- [Task] The listing is to be repeated exactly, and its pictures are to be left out.

- [Material provided]
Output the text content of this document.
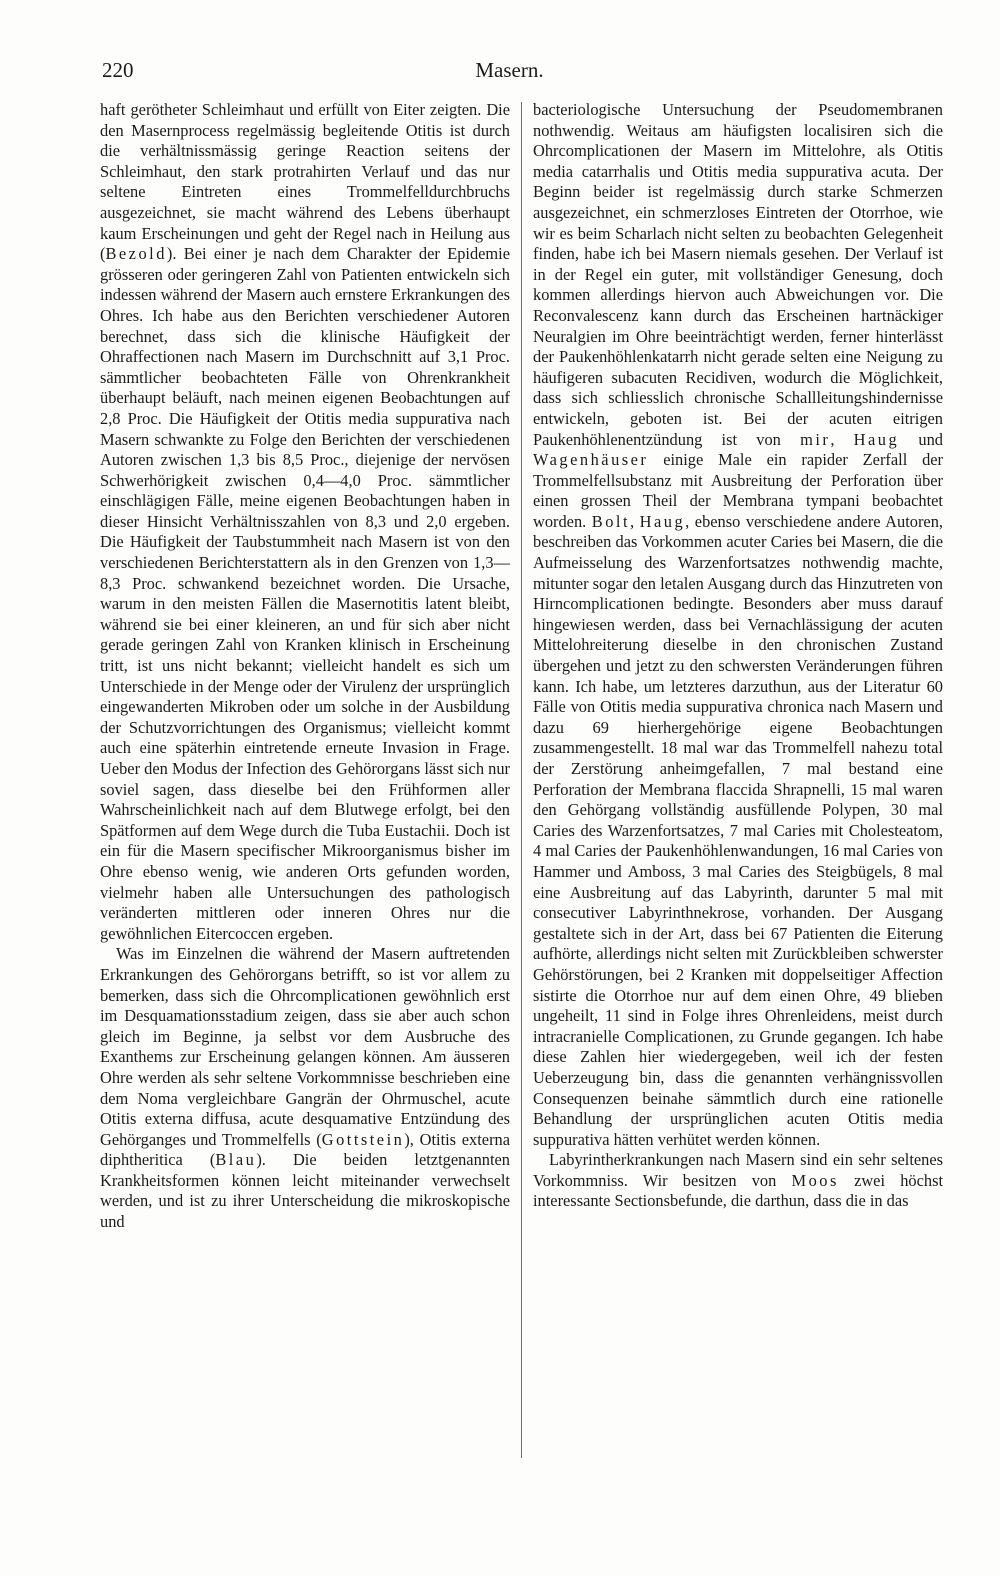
220	Masern.

haft gerötheter Schleimhaut und erfüllt von Eiter zeigten. Die den Masernprocess regelmässig begleitende Otitis ist durch die verhältnissmässig geringe Reaction seitens der Schleimhaut, den stark protrahirten Verlauf und das nur seltene Eintreten eines Trommelfelldurchbruchs ausgezeichnet, sie macht während des Lebens überhaupt kaum Erscheinungen und geht der Regel nach in Heilung aus (Bezold). Bei einer je nach dem Charakter der Epidemie grösseren oder geringeren Zahl von Patienten entwickeln sich indessen während der Masern auch ernstere Erkrankungen des Ohres. Ich habe aus den Berichten verschiedener Autoren berechnet, dass sich die klinische Häufigkeit der Ohraffectionen nach Masern im Durchschnitt auf 3,1 Proc. sämmtlicher beobachteten Fälle von Ohrenkrankheit überhaupt beläuft, nach meinen eigenen Beobachtungen auf 2,8 Proc. Die Häufigkeit der Otitis media suppurativa nach Masern schwankte zu Folge den Berichten der verschiedenen Autoren zwischen 1,3 bis 8,5 Proc., diejenige der nervösen Schwerhörigkeit zwischen 0,4—4,0 Proc. sämmtlicher einschlägigen Fälle, meine eigenen Beobachtungen haben in dieser Hinsicht Verhältnisszahlen von 8,3 und 2,0 ergeben. Die Häufigkeit der Taubstummheit nach Masern ist von den verschiedenen Berichterstattern als in den Grenzen von 1,3—8,3 Proc. schwankend bezeichnet worden. Die Ursache, warum in den meisten Fällen die Masernotitis latent bleibt, während sie bei einer kleineren, an und für sich aber nicht gerade geringen Zahl von Kranken klinisch in Erscheinung tritt, ist uns nicht bekannt; vielleicht handelt es sich um Unterschiede in der Menge oder der Virulenz der ursprünglich eingewanderten Mikroben oder um solche in der Ausbildung der Schutzvorrichtungen des Organismus; vielleicht kommt auch eine späterhin eintretende erneute Invasion in Frage. Ueber den Modus der Infection des Gehörorgans lässt sich nur soviel sagen, dass dieselbe bei den Frühformen aller Wahrscheinlichkeit nach auf dem Blutwege erfolgt, bei den Spätformen auf dem Wege durch die Tuba Eustachii. Doch ist ein für die Masern specifischer Mikroorganismus bisher im Ohre ebenso wenig, wie anderen Orts gefunden worden, vielmehr haben alle Untersuchungen des pathologisch veränderten mittleren oder inneren Ohres nur die gewöhnlichen Eitercoccen ergeben.

Was im Einzelnen die während der Masern auftretenden Erkrankungen des Gehörorgans betrifft, so ist vor allem zu bemerken, dass sich die Ohrcomplicationen gewöhnlich erst im Desquamationsstadium zeigen, dass sie aber auch schon gleich im Beginne, ja selbst vor dem Ausbruche des Exanthems zur Erscheinung gelangen können. Am äusseren Ohre werden als sehr seltene Vorkommnisse beschrieben eine dem Noma vergleichbare Gangrän der Ohrmuschel, acute Otitis externa diffusa, acute desquamative Entzündung des Gehörganges und Trommelfells (Gottstein), Otitis externa diphtheritica (Blau). Die beiden letztgenannten Krankheitsformen können leicht miteinander verwechselt werden, und ist zu ihrer Unterscheidung die mikroskopische und

bacteriologische Untersuchung der Pseudomembranen nothwendig. Weitaus am häufigsten localisiren sich die Ohrcomplicationen der Masern im Mittelohre, als Otitis media catarrhalis und Otitis media suppurativa acuta. Der Beginn beider ist regelmässig durch starke Schmerzen ausgezeichnet, ein schmerzloses Eintreten der Otorrhoe, wie wir es beim Scharlach nicht selten zu beobachten Gelegenheit finden, habe ich bei Masern niemals gesehen. Der Verlauf ist in der Regel ein guter, mit vollständiger Genesung, doch kommen allerdings hiervon auch Abweichungen vor. Die Reconvalescenz kann durch das Erscheinen hartnäckiger Neuralgien im Ohre beeinträchtigt werden, ferner hinterlässt der Paukenhöhlenkatarrh nicht gerade selten eine Neigung zu häufigeren subacuten Recidiven, wodurch die Möglichkeit, dass sich schliesslich chronische Schallleitungshindernisse entwickeln, geboten ist. Bei der acuten eitrigen Paukenhöhlenentzündung ist von mir, Haug und Wagenhäuser einige Male ein rapider Zerfall der Trommelfellsubstanz mit Ausbreitung der Perforation über einen grossen Theil der Membrana tympani beobachtet worden. Bolt, Haug, ebenso verschiedene andere Autoren, beschreiben das Vorkommen acuter Caries bei Masern, die die Aufmeisselung des Warzenfortsatzes nothwendig machte, mitunter sogar den letalen Ausgang durch das Hinzutreten von Hirncomplicationen bedingte. Besonders aber muss darauf hingewiesen werden, dass bei Vernachlässigung der acuten Mittelohreiterung dieselbe in den chronischen Zustand übergehen und jetzt zu den schwersten Veränderungen führen kann. Ich habe, um letzteres darzuthun, aus der Literatur 60 Fälle von Otitis media suppurativa chronica nach Masern und dazu 69 hierhergehörige eigene Beobachtungen zusammengestellt. 18 mal war das Trommelfell nahezu total der Zerstörung anheimgefallen, 7 mal bestand eine Perforation der Membrana flaccida Shrapnelli, 15 mal waren den Gehörgang vollständig ausfüllende Polypen, 30 mal Caries des Warzenfortsatzes, 7 mal Caries mit Cholesteatom, 4 mal Caries der Paukenhöhlenwandungen, 16 mal Caries von Hammer und Amboss, 3 mal Caries des Steigbügels, 8 mal eine Ausbreitung auf das Labyrinth, darunter 5 mal mit consecutiver Labyrinthnekrose, vorhanden. Der Ausgang gestaltete sich in der Art, dass bei 67 Patienten die Eiterung aufhörte, allerdings nicht selten mit Zurückbleiben schwerster Gehörstörungen, bei 2 Kranken mit doppelseitiger Affection sistirte die Otorrhoe nur auf dem einen Ohre, 49 blieben ungeheilt, 11 sind in Folge ihres Ohrenleidens, meist durch intracranielle Complicationen, zu Grunde gegangen. Ich habe diese Zahlen hier wiedergegeben, weil ich der festen Ueberzeugung bin, dass die genannten verhängnissvollen Consequenzen beinahe sämmtlich durch eine rationelle Behandlung der ursprünglichen acuten Otitis media suppurativa hätten verhütet werden können.

Labyrintherkrankungen nach Masern sind ein sehr seltenes Vorkommniss. Wir besitzen von Moos zwei höchst interessante Sectionsbefunde, die darthun, dass die in das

- [Output]
Output the text content of this document.
220	Masern.

haft gerötheter Schleimhaut und erfüllt von Eiter zeigten. Die den Masernprocess regelmässig begleitende Otitis ist durch die verhältnissmässig geringe Reaction seitens der Schleimhaut, den stark protrahirten Verlauf und das nur seltene Eintreten eines Trommelfelldurchbruchs ausgezeichnet, sie macht während des Lebens überhaupt kaum Erscheinungen und geht der Regel nach in Heilung aus (Bezold). Bei einer je nach dem Charakter der Epidemie grösseren oder geringeren Zahl von Patienten entwickeln sich indessen während der Masern auch ernstere Erkrankungen des Ohres. Ich habe aus den Berichten verschiedener Autoren berechnet, dass sich die klinische Häufigkeit der Ohraffectionen nach Masern im Durchschnitt auf 3,1 Proc. sämmtlicher beobachteten Fälle von Ohrenkrankheit überhaupt beläuft, nach meinen eigenen Beobachtungen auf 2,8 Proc. Die Häufigkeit der Otitis media suppurativa nach Masern schwankte zu Folge den Berichten der verschiedenen Autoren zwischen 1,3 bis 8,5 Proc., diejenige der nervösen Schwerhörigkeit zwischen 0,4—4,0 Proc. sämmtlicher einschlägigen Fälle, meine eigenen Beobachtungen haben in dieser Hinsicht Verhältnisszahlen von 8,3 und 2,0 ergeben. Die Häufigkeit der Taubstummheit nach Masern ist von den verschiedenen Berichterstattern als in den Grenzen von 1,3—8,3 Proc. schwankend bezeichnet worden. Die Ursache, warum in den meisten Fällen die Masernotitis latent bleibt, während sie bei einer kleineren, an und für sich aber nicht gerade geringen Zahl von Kranken klinisch in Erscheinung tritt, ist uns nicht bekannt; vielleicht handelt es sich um Unterschiede in der Menge oder der Virulenz der ursprünglich eingewanderten Mikroben oder um solche in der Ausbildung der Schutzvorrichtungen des Organismus; vielleicht kommt auch eine späterhin eintretende erneute Invasion in Frage. Ueber den Modus der Infection des Gehörorgans lässt sich nur soviel sagen, dass dieselbe bei den Frühformen aller Wahrscheinlichkeit nach auf dem Blutwege erfolgt, bei den Spätformen auf dem Wege durch die Tuba Eustachii. Doch ist ein für die Masern specifischer Mikroorganismus bisher im Ohre ebenso wenig, wie anderen Orts gefunden worden, vielmehr haben alle Untersuchungen des pathologisch veränderten mittleren oder inneren Ohres nur die gewöhnlichen Eitercoccen ergeben.

Was im Einzelnen die während der Masern auftretenden Erkrankungen des Gehörorgans betrifft, so ist vor allem zu bemerken, dass sich die Ohrcomplicationen gewöhnlich erst im Desquamationsstadium zeigen, dass sie aber auch schon gleich im Beginne, ja selbst vor dem Ausbruche des Exanthems zur Erscheinung gelangen können. Am äusseren Ohre werden als sehr seltene Vorkommnisse beschrieben eine dem Noma vergleichbare Gangrän der Ohrmuschel, acute Otitis externa diffusa, acute desquamative Entzündung des Gehörganges und Trommelfells (Gottstein), Otitis externa diphtheritica (Blau). Die beiden letztgenannten Krankheitsformen können leicht miteinander verwechselt werden, und ist zu ihrer Unterscheidung die mikroskopische und

bacteriologische Untersuchung der Pseudomembranen nothwendig. Weitaus am häufigsten localisiren sich die Ohrcomplicationen der Masern im Mittelohre, als Otitis media catarrhalis und Otitis media suppurativa acuta. Der Beginn beider ist regelmässig durch starke Schmerzen ausgezeichnet, ein schmerzloses Eintreten der Otorrhoe, wie wir es beim Scharlach nicht selten zu beobachten Gelegenheit finden, habe ich bei Masern niemals gesehen. Der Verlauf ist in der Regel ein guter, mit vollständiger Genesung, doch kommen allerdings hiervon auch Abweichungen vor. Die Reconvalescenz kann durch das Erscheinen hartnäckiger Neuralgien im Ohre beeinträchtigt werden, ferner hinterlässt der Paukenhöhlenkatarrh nicht gerade selten eine Neigung zu häufigeren subacuten Recidiven, wodurch die Möglichkeit, dass sich schliesslich chronische Schallleitungshindernisse entwickeln, geboten ist. Bei der acuten eitrigen Paukenhöhlenentzündung ist von mir, Haug und Wagenhäuser einige Male ein rapider Zerfall der Trommelfellsubstanz mit Ausbreitung der Perforation über einen grossen Theil der Membrana tympani beobachtet worden. Bolt, Haug, ebenso verschiedene andere Autoren, beschreiben das Vorkommen acuter Caries bei Masern, die die Aufmeisselung des Warzenfortsatzes nothwendig machte, mitunter sogar den letalen Ausgang durch das Hinzutreten von Hirncomplicationen bedingte. Besonders aber muss darauf hingewiesen werden, dass bei Vernachlässigung der acuten Mittelohreiterung dieselbe in den chronischen Zustand übergehen und jetzt zu den schwersten Veränderungen führen kann. Ich habe, um letzteres darzuthun, aus der Literatur 60 Fälle von Otitis media suppurativa chronica nach Masern und dazu 69 hierhergehörige eigene Beobachtungen zusammengestellt. 18 mal war das Trommelfell nahezu total der Zerstörung anheimgefallen, 7 mal bestand eine Perforation der Membrana flaccida Shrapnelli, 15 mal waren den Gehörgang vollständig ausfüllende Polypen, 30 mal Caries des Warzenfortsatzes, 7 mal Caries mit Cholesteatom, 4 mal Caries der Paukenhöhlenwandungen, 16 mal Caries von Hammer und Amboss, 3 mal Caries des Steigbügels, 8 mal eine Ausbreitung auf das Labyrinth, darunter 5 mal mit consecutiver Labyrinthnekrose, vorhanden. Der Ausgang gestaltete sich in der Art, dass bei 67 Patienten die Eiterung aufhörte, allerdings nicht selten mit Zurückbleiben schwerster Gehörstörungen, bei 2 Kranken mit doppelseitiger Affection sistirte die Otorrhoe nur auf dem einen Ohre, 49 blieben ungeheilt, 11 sind in Folge ihres Ohrenleidens, meist durch intracranielle Complicationen, zu Grunde gegangen. Ich habe diese Zahlen hier wiedergegeben, weil ich der festen Ueberzeugung bin, dass die genannten verhängnissvollen Consequenzen beinahe sämmtlich durch eine rationelle Behandlung der ursprünglichen acuten Otitis media suppurativa hätten verhütet werden können.

Labyrintherkrankungen nach Masern sind ein sehr seltenes Vorkommniss. Wir besitzen von Moos zwei höchst interessante Sectionsbefunde, die darthun, dass die in das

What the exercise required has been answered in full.